REQUEST: Report all lines holding "нажатии".

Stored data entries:
_ _ _ _ _

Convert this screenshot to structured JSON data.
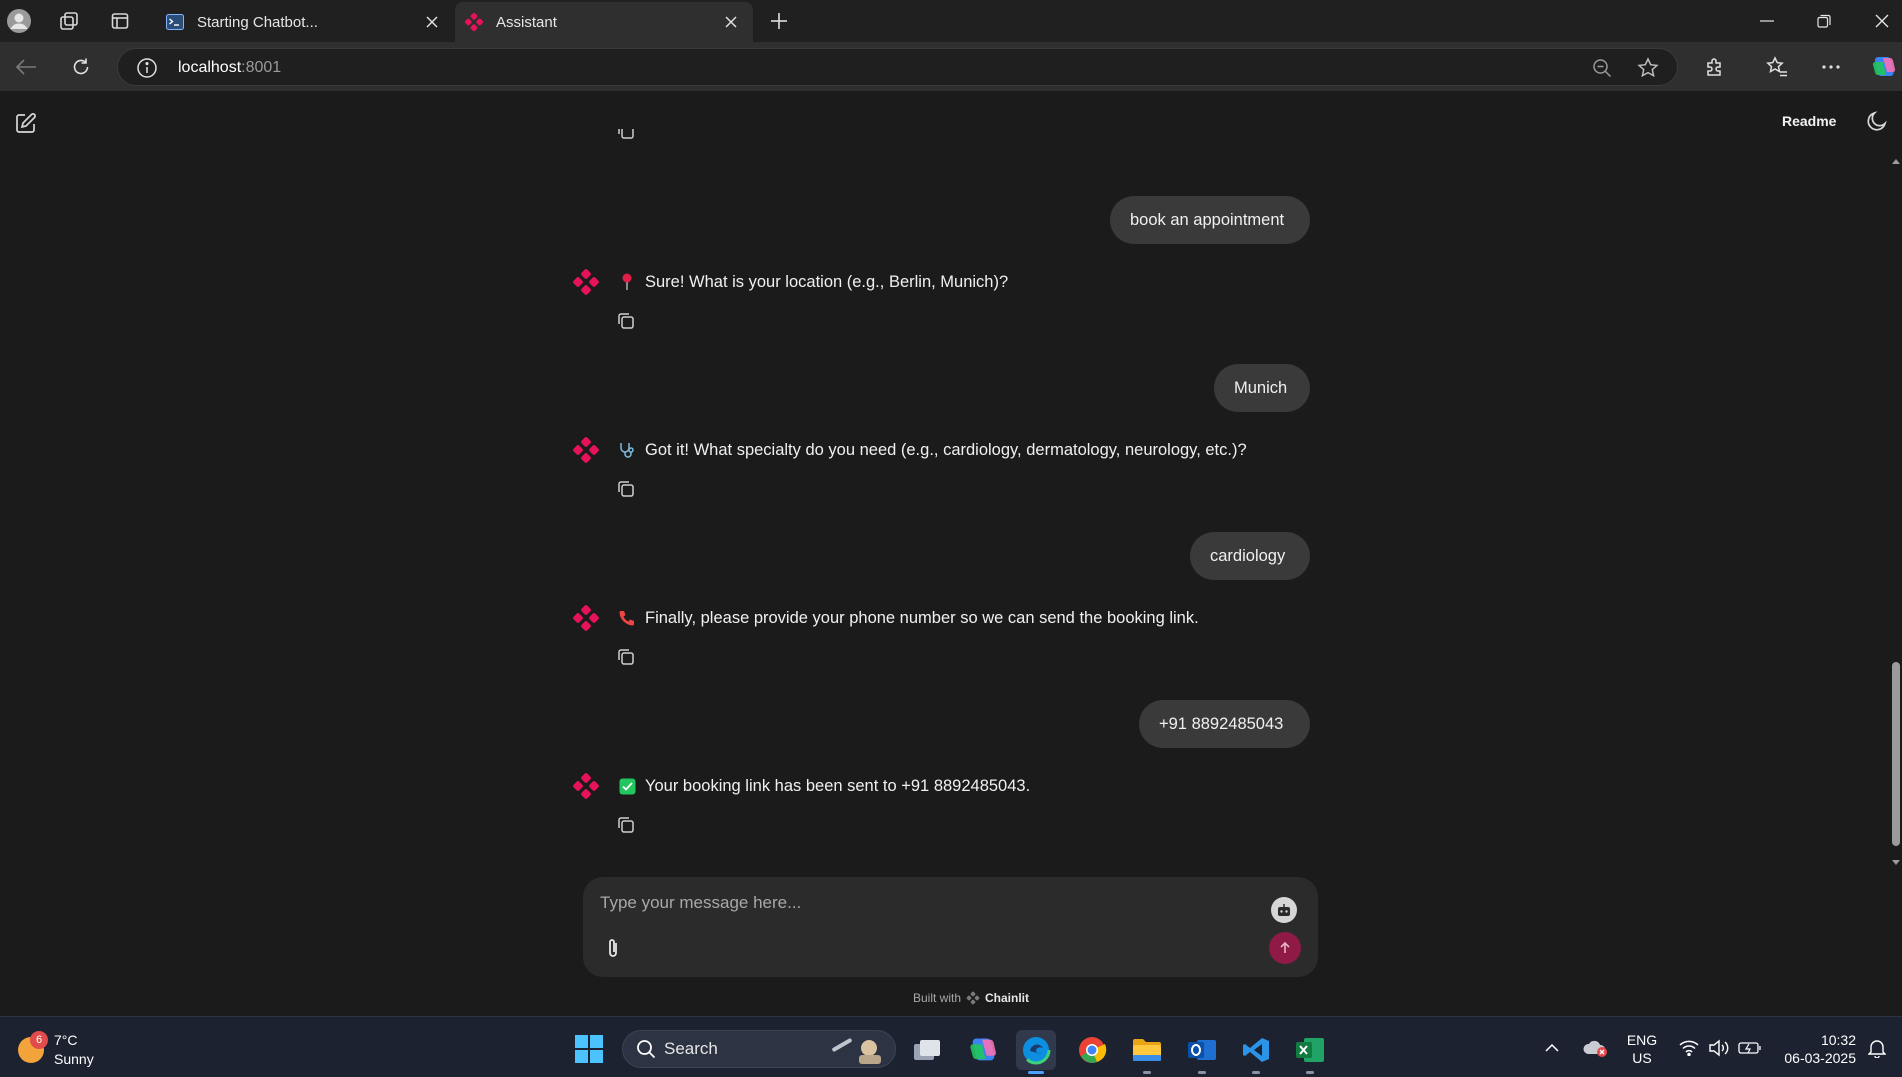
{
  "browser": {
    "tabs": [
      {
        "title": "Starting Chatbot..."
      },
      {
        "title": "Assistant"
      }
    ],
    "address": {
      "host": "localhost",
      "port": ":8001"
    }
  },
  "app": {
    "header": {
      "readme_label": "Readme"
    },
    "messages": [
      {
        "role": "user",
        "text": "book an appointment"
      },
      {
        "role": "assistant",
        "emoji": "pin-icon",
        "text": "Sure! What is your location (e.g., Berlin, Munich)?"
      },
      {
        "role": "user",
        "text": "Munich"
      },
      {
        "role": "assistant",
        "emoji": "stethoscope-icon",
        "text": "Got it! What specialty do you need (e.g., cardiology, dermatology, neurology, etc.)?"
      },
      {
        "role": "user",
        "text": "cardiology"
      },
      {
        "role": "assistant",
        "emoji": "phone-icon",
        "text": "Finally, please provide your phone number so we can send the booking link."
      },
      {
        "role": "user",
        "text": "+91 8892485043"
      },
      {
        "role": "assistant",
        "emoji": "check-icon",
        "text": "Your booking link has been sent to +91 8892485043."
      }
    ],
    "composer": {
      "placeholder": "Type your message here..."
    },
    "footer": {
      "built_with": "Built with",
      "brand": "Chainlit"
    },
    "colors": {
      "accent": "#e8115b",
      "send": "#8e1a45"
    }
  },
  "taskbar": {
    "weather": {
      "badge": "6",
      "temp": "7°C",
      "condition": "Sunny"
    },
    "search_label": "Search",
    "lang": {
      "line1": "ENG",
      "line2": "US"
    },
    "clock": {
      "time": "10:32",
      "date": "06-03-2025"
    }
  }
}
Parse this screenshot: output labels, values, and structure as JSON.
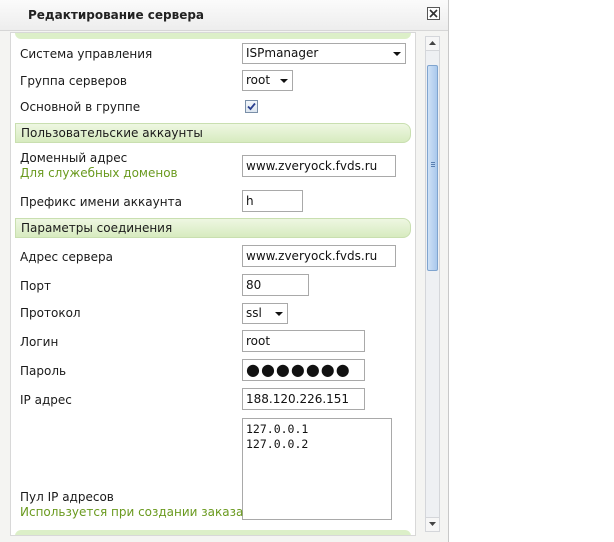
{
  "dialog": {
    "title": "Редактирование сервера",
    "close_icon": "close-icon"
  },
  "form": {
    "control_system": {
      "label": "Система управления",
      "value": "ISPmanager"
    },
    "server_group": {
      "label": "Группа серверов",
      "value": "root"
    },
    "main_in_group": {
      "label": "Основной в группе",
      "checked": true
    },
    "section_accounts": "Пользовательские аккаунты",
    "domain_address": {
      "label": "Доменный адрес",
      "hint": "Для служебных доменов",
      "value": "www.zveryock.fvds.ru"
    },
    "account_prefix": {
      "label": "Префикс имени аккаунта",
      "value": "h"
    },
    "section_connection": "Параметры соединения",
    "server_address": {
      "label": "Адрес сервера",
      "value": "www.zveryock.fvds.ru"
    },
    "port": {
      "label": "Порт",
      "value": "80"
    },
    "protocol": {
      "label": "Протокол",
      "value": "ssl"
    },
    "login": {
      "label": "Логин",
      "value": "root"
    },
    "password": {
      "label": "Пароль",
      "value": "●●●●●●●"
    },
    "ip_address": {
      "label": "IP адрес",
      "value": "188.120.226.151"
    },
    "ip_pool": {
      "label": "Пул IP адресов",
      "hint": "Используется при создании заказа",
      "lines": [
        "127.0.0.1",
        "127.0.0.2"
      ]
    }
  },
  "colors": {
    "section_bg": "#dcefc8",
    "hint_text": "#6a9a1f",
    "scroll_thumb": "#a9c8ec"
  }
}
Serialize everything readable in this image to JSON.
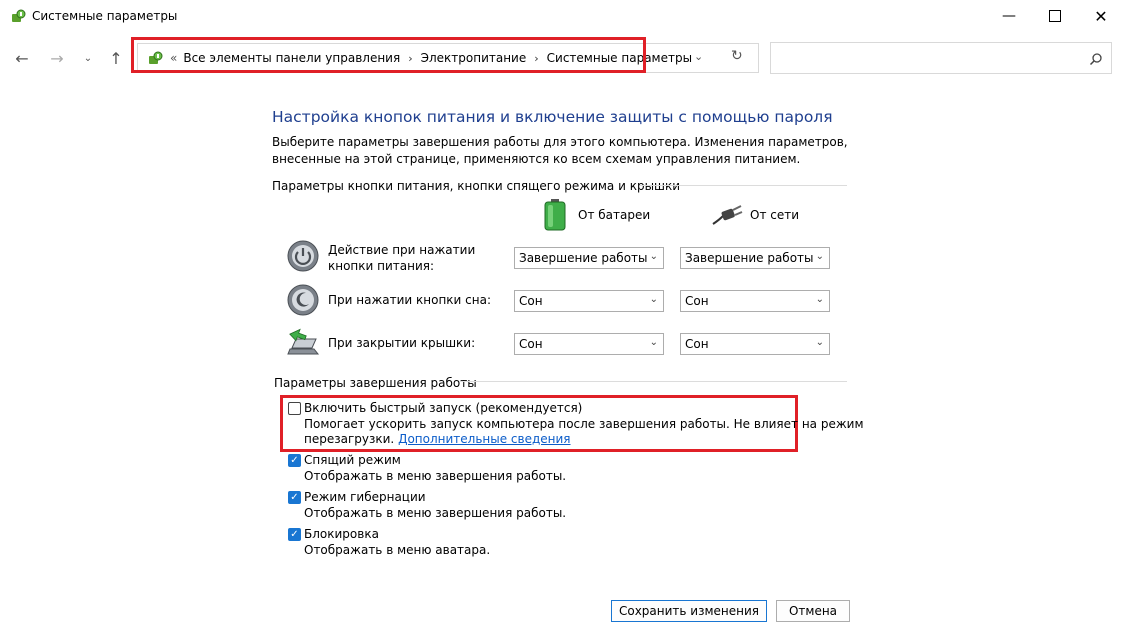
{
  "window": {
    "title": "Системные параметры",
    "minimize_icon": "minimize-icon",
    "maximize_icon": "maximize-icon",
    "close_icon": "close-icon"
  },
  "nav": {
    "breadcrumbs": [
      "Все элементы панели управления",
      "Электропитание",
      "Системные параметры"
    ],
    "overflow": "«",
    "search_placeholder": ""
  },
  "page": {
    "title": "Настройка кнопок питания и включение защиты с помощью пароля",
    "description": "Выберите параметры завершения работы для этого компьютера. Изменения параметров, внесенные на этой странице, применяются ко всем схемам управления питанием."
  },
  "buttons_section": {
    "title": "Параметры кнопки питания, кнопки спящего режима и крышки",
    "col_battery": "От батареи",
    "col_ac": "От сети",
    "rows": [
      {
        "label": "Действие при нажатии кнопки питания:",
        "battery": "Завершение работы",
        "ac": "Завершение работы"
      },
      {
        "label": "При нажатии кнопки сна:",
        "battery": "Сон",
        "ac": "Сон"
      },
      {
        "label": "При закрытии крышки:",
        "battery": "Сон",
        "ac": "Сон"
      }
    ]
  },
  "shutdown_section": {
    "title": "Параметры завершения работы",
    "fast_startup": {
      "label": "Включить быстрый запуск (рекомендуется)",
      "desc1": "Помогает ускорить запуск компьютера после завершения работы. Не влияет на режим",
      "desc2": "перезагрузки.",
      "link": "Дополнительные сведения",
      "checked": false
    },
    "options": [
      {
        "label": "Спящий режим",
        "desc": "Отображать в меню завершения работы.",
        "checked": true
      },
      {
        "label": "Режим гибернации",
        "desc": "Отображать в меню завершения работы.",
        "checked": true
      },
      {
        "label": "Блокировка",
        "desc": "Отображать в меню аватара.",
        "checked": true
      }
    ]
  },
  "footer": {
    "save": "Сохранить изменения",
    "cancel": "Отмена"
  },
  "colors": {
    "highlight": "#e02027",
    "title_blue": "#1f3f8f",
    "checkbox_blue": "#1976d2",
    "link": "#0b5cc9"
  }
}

_ _ _ _ _

CORRECT RESULT:
        "label": "Действие при нажатии кнопки питания:",
        "label": "При нажатии кнопки сна:",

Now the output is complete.